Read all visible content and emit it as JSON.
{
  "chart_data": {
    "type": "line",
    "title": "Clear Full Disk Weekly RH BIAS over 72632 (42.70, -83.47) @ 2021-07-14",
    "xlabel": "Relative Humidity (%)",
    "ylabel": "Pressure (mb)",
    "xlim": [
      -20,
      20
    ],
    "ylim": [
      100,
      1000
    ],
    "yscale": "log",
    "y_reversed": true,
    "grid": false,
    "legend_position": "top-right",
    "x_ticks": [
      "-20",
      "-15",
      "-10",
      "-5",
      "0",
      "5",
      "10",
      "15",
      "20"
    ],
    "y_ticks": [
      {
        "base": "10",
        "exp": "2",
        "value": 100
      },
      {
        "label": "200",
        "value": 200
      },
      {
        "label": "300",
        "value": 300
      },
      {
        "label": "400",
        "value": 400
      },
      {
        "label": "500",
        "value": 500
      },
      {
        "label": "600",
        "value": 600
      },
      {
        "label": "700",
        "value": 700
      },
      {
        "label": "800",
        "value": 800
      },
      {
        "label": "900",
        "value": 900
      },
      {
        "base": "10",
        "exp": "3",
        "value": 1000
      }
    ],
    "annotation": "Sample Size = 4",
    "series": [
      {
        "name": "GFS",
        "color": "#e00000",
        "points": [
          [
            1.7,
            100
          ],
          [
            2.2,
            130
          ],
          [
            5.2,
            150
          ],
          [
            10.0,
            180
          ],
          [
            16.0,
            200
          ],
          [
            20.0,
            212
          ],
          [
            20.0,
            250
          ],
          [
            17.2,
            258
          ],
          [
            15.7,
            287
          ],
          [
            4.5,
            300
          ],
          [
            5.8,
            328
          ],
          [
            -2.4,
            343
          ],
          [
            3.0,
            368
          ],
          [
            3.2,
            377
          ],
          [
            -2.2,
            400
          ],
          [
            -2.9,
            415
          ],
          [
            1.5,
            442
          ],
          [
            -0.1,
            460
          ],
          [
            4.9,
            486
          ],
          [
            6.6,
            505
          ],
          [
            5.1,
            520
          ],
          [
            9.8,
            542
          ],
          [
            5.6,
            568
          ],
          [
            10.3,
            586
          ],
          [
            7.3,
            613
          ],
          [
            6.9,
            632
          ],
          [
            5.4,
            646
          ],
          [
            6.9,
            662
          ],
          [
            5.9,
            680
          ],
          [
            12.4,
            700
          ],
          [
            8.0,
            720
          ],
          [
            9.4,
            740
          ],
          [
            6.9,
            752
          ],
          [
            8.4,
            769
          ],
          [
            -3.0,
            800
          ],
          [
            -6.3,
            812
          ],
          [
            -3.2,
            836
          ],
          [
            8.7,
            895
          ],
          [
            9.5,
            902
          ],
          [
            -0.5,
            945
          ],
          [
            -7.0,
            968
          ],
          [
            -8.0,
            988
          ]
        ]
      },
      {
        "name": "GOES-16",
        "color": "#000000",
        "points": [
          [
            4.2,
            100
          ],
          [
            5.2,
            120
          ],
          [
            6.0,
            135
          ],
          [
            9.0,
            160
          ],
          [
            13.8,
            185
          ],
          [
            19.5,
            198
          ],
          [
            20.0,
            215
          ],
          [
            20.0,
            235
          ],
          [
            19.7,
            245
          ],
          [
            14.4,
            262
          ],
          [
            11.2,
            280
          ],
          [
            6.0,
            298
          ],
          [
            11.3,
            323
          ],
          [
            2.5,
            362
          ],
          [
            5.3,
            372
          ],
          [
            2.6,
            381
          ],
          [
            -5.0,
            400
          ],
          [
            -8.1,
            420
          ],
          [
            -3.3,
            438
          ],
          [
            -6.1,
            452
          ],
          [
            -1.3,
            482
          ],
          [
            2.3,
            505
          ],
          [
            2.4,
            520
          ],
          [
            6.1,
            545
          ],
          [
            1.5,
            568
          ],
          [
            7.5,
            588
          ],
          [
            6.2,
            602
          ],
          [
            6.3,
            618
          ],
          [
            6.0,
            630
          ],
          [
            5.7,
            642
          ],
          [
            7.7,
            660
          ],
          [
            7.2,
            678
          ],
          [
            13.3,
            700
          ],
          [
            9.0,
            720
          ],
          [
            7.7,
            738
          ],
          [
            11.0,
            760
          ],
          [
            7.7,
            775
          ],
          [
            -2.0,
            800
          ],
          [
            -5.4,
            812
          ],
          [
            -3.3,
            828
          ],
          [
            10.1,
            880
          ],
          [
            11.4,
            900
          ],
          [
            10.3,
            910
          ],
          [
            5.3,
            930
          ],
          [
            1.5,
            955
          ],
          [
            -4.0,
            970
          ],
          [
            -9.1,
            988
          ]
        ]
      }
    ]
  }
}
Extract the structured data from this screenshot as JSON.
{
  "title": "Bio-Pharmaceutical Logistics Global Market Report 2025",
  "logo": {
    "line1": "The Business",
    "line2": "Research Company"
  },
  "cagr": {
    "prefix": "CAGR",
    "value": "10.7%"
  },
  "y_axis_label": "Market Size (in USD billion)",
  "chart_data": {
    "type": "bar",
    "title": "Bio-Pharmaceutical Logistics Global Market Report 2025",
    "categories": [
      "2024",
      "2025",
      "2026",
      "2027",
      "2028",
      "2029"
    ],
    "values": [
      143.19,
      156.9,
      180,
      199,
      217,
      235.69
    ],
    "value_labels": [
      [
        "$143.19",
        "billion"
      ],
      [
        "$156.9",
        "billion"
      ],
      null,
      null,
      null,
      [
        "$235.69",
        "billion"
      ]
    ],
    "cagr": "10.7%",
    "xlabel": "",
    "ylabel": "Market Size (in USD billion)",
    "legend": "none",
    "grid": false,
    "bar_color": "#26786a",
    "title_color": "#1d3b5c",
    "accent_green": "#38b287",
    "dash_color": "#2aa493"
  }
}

^^^^^^^^

» **JOB**: Show the lines of the data that hold the word "ylabel".

» **WRITTEN SOLUTION**:
    "ylabel": "Pressure (mb)",
    "ylabel": "Market Size (in USD billion)",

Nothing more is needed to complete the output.